# Start of Excerpted records
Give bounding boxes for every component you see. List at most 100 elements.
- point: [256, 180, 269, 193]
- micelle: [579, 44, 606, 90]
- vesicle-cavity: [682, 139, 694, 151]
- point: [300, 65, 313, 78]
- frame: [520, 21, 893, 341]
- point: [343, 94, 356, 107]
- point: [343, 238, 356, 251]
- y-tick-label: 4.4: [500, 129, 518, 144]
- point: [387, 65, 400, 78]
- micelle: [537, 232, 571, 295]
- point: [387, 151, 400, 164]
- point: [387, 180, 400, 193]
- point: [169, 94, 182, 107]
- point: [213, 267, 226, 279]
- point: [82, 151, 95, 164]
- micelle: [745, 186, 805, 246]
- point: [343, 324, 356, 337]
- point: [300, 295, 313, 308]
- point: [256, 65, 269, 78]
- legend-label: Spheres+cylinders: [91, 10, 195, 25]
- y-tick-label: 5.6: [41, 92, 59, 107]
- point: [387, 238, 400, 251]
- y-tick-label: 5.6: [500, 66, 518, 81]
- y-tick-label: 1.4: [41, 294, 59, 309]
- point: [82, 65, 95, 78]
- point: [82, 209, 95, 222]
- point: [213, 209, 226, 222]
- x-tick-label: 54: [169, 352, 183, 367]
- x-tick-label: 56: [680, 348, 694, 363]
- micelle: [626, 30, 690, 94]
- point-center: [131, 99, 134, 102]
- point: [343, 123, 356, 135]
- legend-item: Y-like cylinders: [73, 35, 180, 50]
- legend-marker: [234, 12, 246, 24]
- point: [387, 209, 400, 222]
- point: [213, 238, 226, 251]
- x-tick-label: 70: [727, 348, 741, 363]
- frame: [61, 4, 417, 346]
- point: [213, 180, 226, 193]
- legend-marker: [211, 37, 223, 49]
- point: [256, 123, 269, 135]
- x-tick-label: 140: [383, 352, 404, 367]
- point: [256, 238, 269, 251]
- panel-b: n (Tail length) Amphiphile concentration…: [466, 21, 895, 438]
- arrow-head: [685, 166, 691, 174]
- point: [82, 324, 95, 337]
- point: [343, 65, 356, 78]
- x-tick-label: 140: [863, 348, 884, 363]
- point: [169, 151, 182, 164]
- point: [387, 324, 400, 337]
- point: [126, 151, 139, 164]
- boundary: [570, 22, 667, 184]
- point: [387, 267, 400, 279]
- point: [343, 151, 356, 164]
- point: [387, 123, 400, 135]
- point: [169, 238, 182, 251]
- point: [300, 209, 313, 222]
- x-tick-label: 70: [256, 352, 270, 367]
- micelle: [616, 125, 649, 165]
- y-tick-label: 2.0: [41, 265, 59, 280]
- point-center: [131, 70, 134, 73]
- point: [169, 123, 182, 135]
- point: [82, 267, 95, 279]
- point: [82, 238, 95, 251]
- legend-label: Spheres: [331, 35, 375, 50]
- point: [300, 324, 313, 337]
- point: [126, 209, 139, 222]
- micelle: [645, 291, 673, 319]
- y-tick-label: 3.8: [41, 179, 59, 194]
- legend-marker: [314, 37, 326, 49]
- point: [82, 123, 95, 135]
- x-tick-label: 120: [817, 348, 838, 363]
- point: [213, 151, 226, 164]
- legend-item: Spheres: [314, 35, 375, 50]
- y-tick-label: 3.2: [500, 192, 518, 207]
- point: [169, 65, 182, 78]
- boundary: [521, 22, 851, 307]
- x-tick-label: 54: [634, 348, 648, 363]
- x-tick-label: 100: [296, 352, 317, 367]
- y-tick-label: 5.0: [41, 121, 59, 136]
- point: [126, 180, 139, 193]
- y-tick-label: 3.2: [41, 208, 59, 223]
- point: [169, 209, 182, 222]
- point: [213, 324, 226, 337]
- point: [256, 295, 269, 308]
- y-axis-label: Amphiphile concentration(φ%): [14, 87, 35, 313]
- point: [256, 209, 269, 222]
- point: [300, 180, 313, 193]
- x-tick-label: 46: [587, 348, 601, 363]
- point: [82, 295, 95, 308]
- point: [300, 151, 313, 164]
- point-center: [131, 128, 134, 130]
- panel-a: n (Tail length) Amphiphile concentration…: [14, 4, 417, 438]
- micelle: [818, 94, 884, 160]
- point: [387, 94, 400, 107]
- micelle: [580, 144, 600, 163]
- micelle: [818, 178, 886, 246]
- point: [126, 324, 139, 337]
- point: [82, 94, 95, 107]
# End of Excerpted records
Your goal:
Copy the rows from the top of the rows down to and including the line with "- point: [82, 209, 95, 222]", substituting "aggregate" for "micelle" and leaving everything else unchanged.

Complete output:
Give bounding boxes for every component you see. List at most 100 elements.
- point: [256, 180, 269, 193]
- aggregate: [579, 44, 606, 90]
- vesicle-cavity: [682, 139, 694, 151]
- point: [300, 65, 313, 78]
- frame: [520, 21, 893, 341]
- point: [343, 94, 356, 107]
- point: [343, 238, 356, 251]
- y-tick-label: 4.4: [500, 129, 518, 144]
- point: [387, 65, 400, 78]
- aggregate: [537, 232, 571, 295]
- point: [387, 151, 400, 164]
- point: [387, 180, 400, 193]
- point: [169, 94, 182, 107]
- point: [213, 267, 226, 279]
- point: [82, 151, 95, 164]
- aggregate: [745, 186, 805, 246]
- point: [343, 324, 356, 337]
- point: [300, 295, 313, 308]
- point: [256, 65, 269, 78]
- legend-label: Spheres+cylinders: [91, 10, 195, 25]
- y-tick-label: 5.6: [41, 92, 59, 107]
- point: [387, 238, 400, 251]
- y-tick-label: 5.6: [500, 66, 518, 81]
- y-tick-label: 1.4: [41, 294, 59, 309]
- point: [82, 65, 95, 78]
- point: [82, 209, 95, 222]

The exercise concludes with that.